[Items listed in a dataset]
===

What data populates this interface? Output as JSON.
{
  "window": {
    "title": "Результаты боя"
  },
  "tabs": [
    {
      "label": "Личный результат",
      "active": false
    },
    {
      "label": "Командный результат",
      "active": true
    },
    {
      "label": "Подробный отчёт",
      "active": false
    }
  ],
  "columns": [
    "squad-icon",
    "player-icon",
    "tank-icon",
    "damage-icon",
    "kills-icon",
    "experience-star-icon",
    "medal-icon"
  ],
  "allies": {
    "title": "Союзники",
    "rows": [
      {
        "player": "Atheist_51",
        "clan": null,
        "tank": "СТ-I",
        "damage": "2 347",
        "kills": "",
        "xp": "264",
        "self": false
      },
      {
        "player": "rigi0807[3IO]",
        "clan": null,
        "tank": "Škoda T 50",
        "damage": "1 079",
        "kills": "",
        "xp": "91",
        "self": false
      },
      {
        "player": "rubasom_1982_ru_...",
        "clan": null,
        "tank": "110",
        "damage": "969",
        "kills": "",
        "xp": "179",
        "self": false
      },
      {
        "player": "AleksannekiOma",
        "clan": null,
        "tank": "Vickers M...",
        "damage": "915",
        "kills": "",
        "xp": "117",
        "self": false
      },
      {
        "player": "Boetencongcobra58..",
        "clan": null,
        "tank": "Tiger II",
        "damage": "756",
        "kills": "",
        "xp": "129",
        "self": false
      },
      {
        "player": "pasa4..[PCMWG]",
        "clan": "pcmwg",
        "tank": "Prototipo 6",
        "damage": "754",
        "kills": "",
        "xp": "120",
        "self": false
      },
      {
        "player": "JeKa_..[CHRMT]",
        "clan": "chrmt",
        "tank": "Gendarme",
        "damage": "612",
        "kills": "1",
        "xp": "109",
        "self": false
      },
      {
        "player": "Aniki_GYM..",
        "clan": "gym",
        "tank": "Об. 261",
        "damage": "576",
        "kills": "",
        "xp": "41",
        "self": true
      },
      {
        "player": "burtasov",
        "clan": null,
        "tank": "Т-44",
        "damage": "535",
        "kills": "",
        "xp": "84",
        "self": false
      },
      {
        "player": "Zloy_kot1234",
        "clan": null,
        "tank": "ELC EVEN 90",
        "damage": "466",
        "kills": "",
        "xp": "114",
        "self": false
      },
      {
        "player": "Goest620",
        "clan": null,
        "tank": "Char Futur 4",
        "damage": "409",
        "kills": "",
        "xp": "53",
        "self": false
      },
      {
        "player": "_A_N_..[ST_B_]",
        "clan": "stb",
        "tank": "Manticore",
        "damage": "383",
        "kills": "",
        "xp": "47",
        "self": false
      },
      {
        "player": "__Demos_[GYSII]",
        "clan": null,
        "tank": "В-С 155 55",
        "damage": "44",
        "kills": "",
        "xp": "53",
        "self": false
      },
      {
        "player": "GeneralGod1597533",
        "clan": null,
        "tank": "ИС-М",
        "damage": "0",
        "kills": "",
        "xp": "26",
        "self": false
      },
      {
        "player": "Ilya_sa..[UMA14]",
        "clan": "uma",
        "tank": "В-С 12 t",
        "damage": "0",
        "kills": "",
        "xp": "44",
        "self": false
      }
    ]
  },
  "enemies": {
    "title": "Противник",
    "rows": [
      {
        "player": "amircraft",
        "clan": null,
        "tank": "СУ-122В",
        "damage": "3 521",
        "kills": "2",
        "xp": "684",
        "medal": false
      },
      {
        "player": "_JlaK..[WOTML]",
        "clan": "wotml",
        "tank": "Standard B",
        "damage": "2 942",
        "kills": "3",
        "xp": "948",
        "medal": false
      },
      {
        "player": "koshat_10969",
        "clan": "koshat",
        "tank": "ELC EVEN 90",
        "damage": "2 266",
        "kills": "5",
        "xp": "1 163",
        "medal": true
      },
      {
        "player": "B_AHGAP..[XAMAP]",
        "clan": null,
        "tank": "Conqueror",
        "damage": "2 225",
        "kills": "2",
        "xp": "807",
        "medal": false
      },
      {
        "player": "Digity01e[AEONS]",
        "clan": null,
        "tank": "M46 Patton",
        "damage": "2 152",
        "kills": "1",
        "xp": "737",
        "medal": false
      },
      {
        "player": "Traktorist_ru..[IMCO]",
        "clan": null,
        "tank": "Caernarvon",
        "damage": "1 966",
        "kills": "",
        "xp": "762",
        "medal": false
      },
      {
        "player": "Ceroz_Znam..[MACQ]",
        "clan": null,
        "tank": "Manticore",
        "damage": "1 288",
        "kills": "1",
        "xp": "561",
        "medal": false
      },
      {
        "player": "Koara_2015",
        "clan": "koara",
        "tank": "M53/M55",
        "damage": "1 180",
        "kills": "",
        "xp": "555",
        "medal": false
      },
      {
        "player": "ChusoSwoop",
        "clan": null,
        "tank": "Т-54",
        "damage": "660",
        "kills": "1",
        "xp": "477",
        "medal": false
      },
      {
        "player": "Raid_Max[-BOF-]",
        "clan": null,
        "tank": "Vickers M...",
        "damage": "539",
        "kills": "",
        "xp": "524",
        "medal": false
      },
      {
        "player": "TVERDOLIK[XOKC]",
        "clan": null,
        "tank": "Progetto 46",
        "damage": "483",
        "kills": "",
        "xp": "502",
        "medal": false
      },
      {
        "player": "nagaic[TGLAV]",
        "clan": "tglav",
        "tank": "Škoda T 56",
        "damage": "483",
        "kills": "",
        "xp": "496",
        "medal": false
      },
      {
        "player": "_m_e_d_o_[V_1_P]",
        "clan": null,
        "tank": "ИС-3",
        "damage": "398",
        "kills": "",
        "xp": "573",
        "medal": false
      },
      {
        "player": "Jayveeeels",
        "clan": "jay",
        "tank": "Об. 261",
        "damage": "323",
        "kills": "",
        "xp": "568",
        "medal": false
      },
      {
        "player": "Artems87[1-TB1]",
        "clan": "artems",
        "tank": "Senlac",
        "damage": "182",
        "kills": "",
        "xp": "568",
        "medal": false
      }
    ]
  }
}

===

## EXERCISE DIRECTIONS
Determine how many lines of the data contain "title" and give nothing but that number.

## ANSWER BELOW
3